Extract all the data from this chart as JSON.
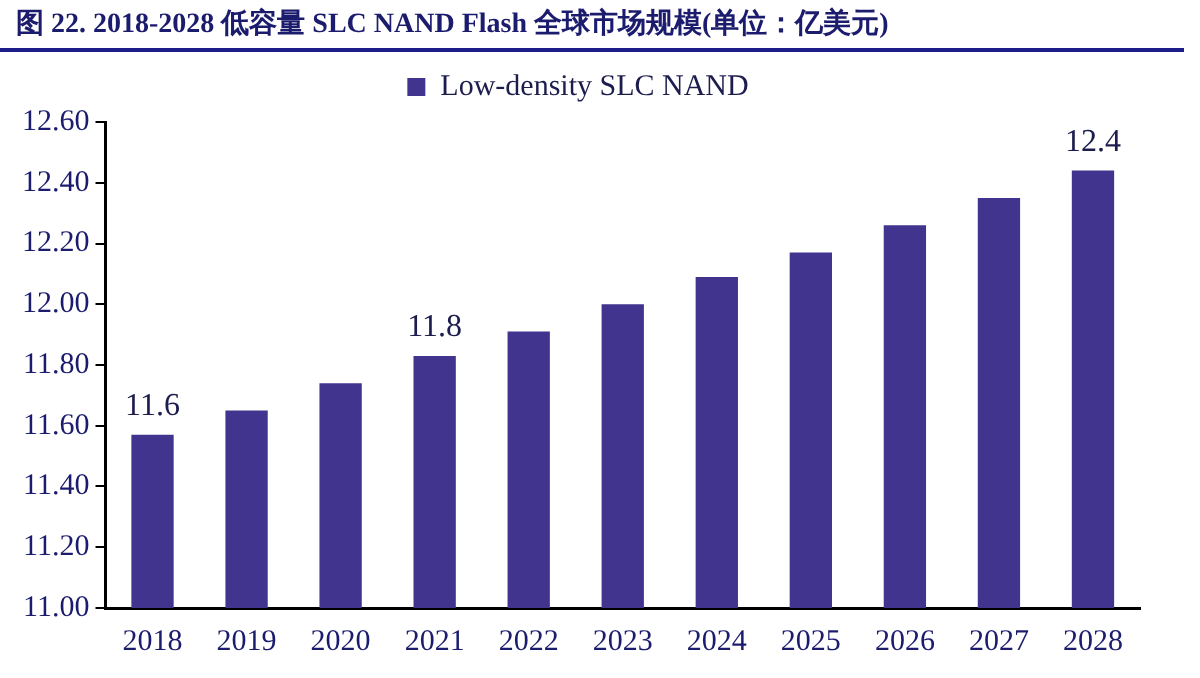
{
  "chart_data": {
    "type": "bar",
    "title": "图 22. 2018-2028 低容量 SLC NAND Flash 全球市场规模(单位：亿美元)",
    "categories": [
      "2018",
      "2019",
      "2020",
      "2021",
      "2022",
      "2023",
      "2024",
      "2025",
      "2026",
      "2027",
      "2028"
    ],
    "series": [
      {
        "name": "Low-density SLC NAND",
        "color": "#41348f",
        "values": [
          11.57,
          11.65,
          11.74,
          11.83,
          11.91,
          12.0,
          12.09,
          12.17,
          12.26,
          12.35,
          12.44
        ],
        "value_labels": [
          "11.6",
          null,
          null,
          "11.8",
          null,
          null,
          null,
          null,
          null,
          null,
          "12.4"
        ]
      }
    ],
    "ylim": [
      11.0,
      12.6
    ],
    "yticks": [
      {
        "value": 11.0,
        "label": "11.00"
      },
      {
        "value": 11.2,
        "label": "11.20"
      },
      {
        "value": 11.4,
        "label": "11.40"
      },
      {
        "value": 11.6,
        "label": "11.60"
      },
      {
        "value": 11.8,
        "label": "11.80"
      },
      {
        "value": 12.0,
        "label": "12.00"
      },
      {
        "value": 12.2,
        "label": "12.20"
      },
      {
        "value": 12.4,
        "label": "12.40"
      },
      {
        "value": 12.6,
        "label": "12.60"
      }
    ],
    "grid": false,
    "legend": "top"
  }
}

● ● ● ●

* [Requirements]: Each record above is to be restated exactly, with its pictures removed from the copy.

* [Full solution]:
Extract all the data from this chart as JSON.
{
  "chart_data": {
    "type": "bar",
    "title": "图 22. 2018-2028 低容量 SLC NAND Flash 全球市场规模(单位：亿美元)",
    "categories": [
      "2018",
      "2019",
      "2020",
      "2021",
      "2022",
      "2023",
      "2024",
      "2025",
      "2026",
      "2027",
      "2028"
    ],
    "series": [
      {
        "name": "Low-density SLC NAND",
        "color": "#41348f",
        "values": [
          11.57,
          11.65,
          11.74,
          11.83,
          11.91,
          12.0,
          12.09,
          12.17,
          12.26,
          12.35,
          12.44
        ],
        "value_labels": [
          "11.6",
          null,
          null,
          "11.8",
          null,
          null,
          null,
          null,
          null,
          null,
          "12.4"
        ]
      }
    ],
    "ylim": [
      11.0,
      12.6
    ],
    "yticks": [
      {
        "value": 11.0,
        "label": "11.00"
      },
      {
        "value": 11.2,
        "label": "11.20"
      },
      {
        "value": 11.4,
        "label": "11.40"
      },
      {
        "value": 11.6,
        "label": "11.60"
      },
      {
        "value": 11.8,
        "label": "11.80"
      },
      {
        "value": 12.0,
        "label": "12.00"
      },
      {
        "value": 12.2,
        "label": "12.20"
      },
      {
        "value": 12.4,
        "label": "12.40"
      },
      {
        "value": 12.6,
        "label": "12.60"
      }
    ],
    "grid": false,
    "legend": "top"
  }
}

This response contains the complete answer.